Aim
Reproduce the material exactly, omitting nothing.

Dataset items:
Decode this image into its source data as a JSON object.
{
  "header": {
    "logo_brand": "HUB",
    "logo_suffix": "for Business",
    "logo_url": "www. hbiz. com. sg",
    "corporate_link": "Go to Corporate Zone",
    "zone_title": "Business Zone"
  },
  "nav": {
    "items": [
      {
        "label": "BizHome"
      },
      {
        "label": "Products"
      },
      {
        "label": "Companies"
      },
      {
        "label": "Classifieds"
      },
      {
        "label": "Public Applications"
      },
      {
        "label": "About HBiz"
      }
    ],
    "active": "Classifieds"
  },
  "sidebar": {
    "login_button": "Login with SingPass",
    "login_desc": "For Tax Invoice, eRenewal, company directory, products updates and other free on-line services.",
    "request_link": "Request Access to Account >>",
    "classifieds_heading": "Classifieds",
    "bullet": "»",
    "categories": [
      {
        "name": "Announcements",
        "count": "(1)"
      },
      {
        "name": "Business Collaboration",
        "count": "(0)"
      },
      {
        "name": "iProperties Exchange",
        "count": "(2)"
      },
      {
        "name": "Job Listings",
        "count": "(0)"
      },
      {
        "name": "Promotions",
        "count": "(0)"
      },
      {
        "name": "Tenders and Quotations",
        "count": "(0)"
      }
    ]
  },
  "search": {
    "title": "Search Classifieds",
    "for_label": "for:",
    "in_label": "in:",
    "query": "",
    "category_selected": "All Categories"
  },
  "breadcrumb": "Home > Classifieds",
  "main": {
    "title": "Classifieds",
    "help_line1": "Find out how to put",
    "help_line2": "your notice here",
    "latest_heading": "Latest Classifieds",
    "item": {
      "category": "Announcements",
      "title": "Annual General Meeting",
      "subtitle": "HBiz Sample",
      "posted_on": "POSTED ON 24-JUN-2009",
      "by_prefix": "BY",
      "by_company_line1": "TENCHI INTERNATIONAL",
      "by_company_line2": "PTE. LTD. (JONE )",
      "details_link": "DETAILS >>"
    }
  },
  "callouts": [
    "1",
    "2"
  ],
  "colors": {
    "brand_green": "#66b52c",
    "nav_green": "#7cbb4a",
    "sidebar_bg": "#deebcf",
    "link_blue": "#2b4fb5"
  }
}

Response
Decode this image into its source data as a JSON object.
{
  "header": {
    "logo_brand": "HUB",
    "logo_suffix": "for Business",
    "logo_url": "www. hbiz. com. sg",
    "corporate_link": "Go to Corporate Zone",
    "zone_title": "Business Zone"
  },
  "nav": {
    "items": [
      {
        "label": "BizHome"
      },
      {
        "label": "Products"
      },
      {
        "label": "Companies"
      },
      {
        "label": "Classifieds"
      },
      {
        "label": "Public Applications"
      },
      {
        "label": "About HBiz"
      }
    ],
    "active": "Classifieds"
  },
  "sidebar": {
    "login_button": "Login with SingPass",
    "login_desc": "For Tax Invoice, eRenewal, company directory, products updates and other free on-line services.",
    "request_link": "Request Access to Account >>",
    "classifieds_heading": "Classifieds",
    "bullet": "»",
    "categories": [
      {
        "name": "Announcements",
        "count": "(1)"
      },
      {
        "name": "Business Collaboration",
        "count": "(0)"
      },
      {
        "name": "iProperties Exchange",
        "count": "(2)"
      },
      {
        "name": "Job Listings",
        "count": "(0)"
      },
      {
        "name": "Promotions",
        "count": "(0)"
      },
      {
        "name": "Tenders and Quotations",
        "count": "(0)"
      }
    ]
  },
  "search": {
    "title": "Search Classifieds",
    "for_label": "for:",
    "in_label": "in:",
    "query": "",
    "category_selected": "All Categories"
  },
  "breadcrumb": "Home > Classifieds",
  "main": {
    "title": "Classifieds",
    "help_line1": "Find out how to put",
    "help_line2": "your notice here",
    "latest_heading": "Latest Classifieds",
    "item": {
      "category": "Announcements",
      "title": "Annual General Meeting",
      "subtitle": "HBiz Sample",
      "posted_on": "POSTED ON 24-JUN-2009",
      "by_prefix": "BY",
      "by_company_line1": "TENCHI INTERNATIONAL",
      "by_company_line2": "PTE. LTD. (JONE )",
      "details_link": "DETAILS >>"
    }
  },
  "callouts": [
    "1",
    "2"
  ],
  "colors": {
    "brand_green": "#66b52c",
    "nav_green": "#7cbb4a",
    "sidebar_bg": "#deebcf",
    "link_blue": "#2b4fb5"
  }
}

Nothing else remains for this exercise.